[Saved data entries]
<<<<
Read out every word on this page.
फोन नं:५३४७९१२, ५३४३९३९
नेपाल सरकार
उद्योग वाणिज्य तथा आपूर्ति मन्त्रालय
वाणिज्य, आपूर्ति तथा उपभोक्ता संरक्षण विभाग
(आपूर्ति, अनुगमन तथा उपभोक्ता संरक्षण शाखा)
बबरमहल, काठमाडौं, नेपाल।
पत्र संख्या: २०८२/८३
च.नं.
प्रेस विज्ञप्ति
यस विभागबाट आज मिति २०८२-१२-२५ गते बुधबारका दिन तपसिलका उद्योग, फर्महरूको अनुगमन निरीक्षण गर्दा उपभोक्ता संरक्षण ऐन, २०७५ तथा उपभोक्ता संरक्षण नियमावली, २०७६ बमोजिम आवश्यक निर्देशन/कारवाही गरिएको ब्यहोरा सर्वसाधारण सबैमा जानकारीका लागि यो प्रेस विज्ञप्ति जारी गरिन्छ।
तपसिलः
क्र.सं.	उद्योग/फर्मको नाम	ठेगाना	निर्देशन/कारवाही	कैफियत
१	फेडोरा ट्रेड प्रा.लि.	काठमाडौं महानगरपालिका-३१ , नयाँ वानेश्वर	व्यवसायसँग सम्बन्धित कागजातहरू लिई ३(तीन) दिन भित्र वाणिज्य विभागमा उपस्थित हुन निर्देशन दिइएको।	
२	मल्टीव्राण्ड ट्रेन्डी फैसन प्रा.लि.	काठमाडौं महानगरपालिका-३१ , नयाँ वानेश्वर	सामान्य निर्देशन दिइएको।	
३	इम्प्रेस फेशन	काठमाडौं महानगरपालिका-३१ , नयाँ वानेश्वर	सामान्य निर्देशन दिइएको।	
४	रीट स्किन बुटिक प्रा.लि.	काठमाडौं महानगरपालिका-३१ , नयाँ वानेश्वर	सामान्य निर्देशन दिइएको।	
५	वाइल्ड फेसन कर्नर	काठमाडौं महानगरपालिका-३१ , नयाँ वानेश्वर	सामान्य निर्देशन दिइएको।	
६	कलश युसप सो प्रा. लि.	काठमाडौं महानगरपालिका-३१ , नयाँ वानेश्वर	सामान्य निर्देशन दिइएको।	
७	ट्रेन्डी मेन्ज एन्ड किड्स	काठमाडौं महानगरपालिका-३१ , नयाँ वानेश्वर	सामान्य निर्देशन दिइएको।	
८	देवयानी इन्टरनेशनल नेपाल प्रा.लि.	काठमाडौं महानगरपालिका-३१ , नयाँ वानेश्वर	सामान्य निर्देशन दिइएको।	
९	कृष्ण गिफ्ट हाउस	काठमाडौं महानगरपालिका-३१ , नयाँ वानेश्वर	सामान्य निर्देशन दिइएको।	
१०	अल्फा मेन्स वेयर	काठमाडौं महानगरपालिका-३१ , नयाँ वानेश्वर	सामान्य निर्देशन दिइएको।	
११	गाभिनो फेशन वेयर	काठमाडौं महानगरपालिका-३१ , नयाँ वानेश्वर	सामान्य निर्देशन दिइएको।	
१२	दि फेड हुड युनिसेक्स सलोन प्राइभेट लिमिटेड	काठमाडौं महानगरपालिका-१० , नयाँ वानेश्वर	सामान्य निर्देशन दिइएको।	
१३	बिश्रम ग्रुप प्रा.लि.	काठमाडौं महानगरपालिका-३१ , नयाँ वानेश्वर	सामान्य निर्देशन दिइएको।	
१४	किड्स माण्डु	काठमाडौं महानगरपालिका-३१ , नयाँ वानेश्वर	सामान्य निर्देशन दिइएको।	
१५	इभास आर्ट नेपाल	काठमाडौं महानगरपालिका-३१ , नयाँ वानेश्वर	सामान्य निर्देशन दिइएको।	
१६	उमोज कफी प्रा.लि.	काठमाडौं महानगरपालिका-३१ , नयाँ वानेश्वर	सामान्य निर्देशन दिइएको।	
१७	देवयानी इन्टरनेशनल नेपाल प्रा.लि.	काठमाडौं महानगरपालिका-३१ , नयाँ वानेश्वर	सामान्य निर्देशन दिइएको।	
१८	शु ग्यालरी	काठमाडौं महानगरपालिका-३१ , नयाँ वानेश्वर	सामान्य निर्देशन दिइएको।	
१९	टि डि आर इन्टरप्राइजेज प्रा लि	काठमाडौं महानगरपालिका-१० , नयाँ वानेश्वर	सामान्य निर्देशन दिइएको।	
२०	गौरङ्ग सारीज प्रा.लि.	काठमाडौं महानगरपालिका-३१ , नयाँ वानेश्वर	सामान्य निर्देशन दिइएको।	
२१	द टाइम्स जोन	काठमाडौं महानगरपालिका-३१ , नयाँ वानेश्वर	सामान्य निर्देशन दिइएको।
>>>>
> **GOAL**: Output the whole listing above again, word for word.

> **SOLUTION TO THE EXERCISE**:
Read out every word on this page.
फोन नं:५३४७९१२, ५३४३९३९
नेपाल सरकार
उद्योग वाणिज्य तथा आपूर्ति मन्त्रालय
वाणिज्य, आपूर्ति तथा उपभोक्ता संरक्षण विभाग
(आपूर्ति, अनुगमन तथा उपभोक्ता संरक्षण शाखा)
बबरमहल, काठमाडौं, नेपाल।
पत्र संख्या: २०८२/८३
च.नं.
प्रेस विज्ञप्ति
यस विभागबाट आज मिति २०८२-१२-२५ गते बुधबारका दिन तपसिलका उद्योग, फर्महरूको अनुगमन निरीक्षण गर्दा उपभोक्ता संरक्षण ऐन, २०७५ तथा उपभोक्ता संरक्षण नियमावली, २०७६ बमोजिम आवश्यक निर्देशन/कारवाही गरिएको ब्यहोरा सर्वसाधारण सबैमा जानकारीका लागि यो प्रेस विज्ञप्ति जारी गरिन्छ।
तपसिलः
क्र.सं.	उद्योग/फर्मको नाम	ठेगाना	निर्देशन/कारवाही	कैफियत
१	फेडोरा ट्रेड प्रा.लि.	काठमाडौं महानगरपालिका-३१ , नयाँ वानेश्वर	व्यवसायसँग सम्बन्धित कागजातहरू लिई ३(तीन) दिन भित्र वाणिज्य विभागमा उपस्थित हुन निर्देशन दिइएको।	
२	मल्टीव्राण्ड ट्रेन्डी फैसन प्रा.लि.	काठमाडौं महानगरपालिका-३१ , नयाँ वानेश्वर	सामान्य निर्देशन दिइएको।	
३	इम्प्रेस फेशन	काठमाडौं महानगरपालिका-३१ , नयाँ वानेश्वर	सामान्य निर्देशन दिइएको।	
४	रीट स्किन बुटिक प्रा.लि.	काठमाडौं महानगरपालिका-३१ , नयाँ वानेश्वर	सामान्य निर्देशन दिइएको।	
५	वाइल्ड फेसन कर्नर	काठमाडौं महानगरपालिका-३१ , नयाँ वानेश्वर	सामान्य निर्देशन दिइएको।	
६	कलश युसप सो प्रा. लि.	काठमाडौं महानगरपालिका-३१ , नयाँ वानेश्वर	सामान्य निर्देशन दिइएको।	
७	ट्रेन्डी मेन्ज एन्ड किड्स	काठमाडौं महानगरपालिका-३१ , नयाँ वानेश्वर	सामान्य निर्देशन दिइएको।	
८	देवयानी इन्टरनेशनल नेपाल प्रा.लि.	काठमाडौं महानगरपालिका-३१ , नयाँ वानेश्वर	सामान्य निर्देशन दिइएको।	
९	कृष्ण गिफ्ट हाउस	काठमाडौं महानगरपालिका-३१ , नयाँ वानेश्वर	सामान्य निर्देशन दिइएको।	
१०	अल्फा मेन्स वेयर	काठमाडौं महानगरपालिका-३१ , नयाँ वानेश्वर	सामान्य निर्देशन दिइएको।	
११	गाभिनो फेशन वेयर	काठमाडौं महानगरपालिका-३१ , नयाँ वानेश्वर	सामान्य निर्देशन दिइएको।	
१२	दि फेड हुड युनिसेक्स सलोन प्राइभेट लिमिटेड	काठमाडौं महानगरपालिका-१० , नयाँ वानेश्वर	सामान्य निर्देशन दिइएको।	
१३	बिश्रम ग्रुप प्रा.लि.	काठमाडौं महानगरपालिका-३१ , नयाँ वानेश्वर	सामान्य निर्देशन दिइएको।	
१४	किड्स माण्डु	काठमाडौं महानगरपालिका-३१ , नयाँ वानेश्वर	सामान्य निर्देशन दिइएको।	
१५	इभास आर्ट नेपाल	काठमाडौं महानगरपालिका-३१ , नयाँ वानेश्वर	सामान्य निर्देशन दिइएको।	
१६	उमोज कफी प्रा.लि.	काठमाडौं महानगरपालिका-३१ , नयाँ वानेश्वर	सामान्य निर्देशन दिइएको।	
१७	देवयानी इन्टरनेशनल नेपाल प्रा.लि.	काठमाडौं महानगरपालिका-३१ , नयाँ वानेश्वर	सामान्य निर्देशन दिइएको।	
१८	शु ग्यालरी	काठमाडौं महानगरपालिका-३१ , नयाँ वानेश्वर	सामान्य निर्देशन दिइएको।	
१९	टि डि आर इन्टरप्राइजेज प्रा लि	काठमाडौं महानगरपालिका-१० , नयाँ वानेश्वर	सामान्य निर्देशन दिइएको।	
२०	गौरङ्ग सारीज प्रा.लि.	काठमाडौं महानगरपालिका-३१ , नयाँ वानेश्वर	सामान्य निर्देशन दिइएको।	
२१	द टाइम्स जोन	काठमाडौं महानगरपालिका-३१ , नयाँ वानेश्वर	सामान्य निर्देशन दिइएको।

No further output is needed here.